Exercise data:
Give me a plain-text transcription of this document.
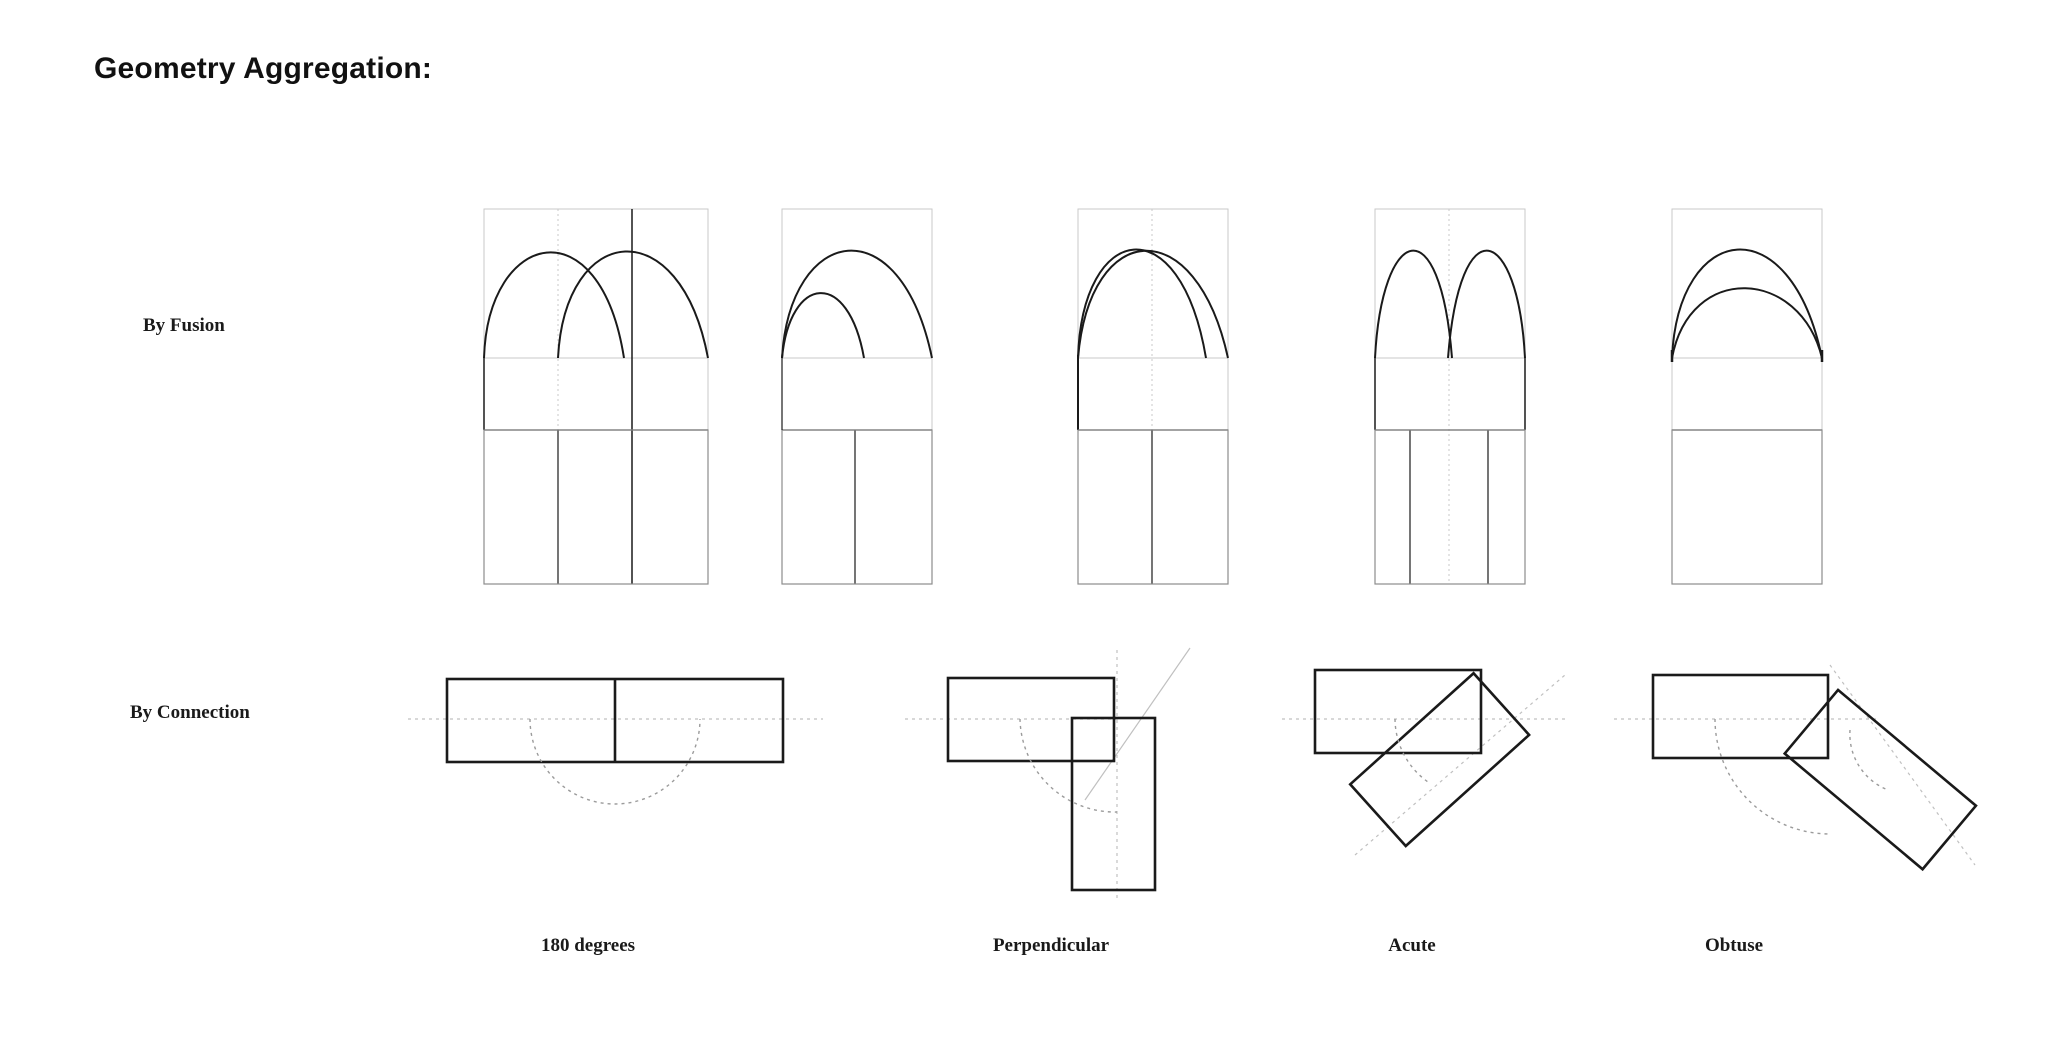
Geometry Aggregation:
By Fusion
By Connection
180 degrees	Perpendicular	Acute	Obtuse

Exercise:
Restate the full listing verbatim and drop every picture.

Exercise solution:
Give me a plain-text transcription of this document.
Geometry Aggregation:
By Fusion
By Connection
180 degrees	Perpendicular	Acute	Obtuse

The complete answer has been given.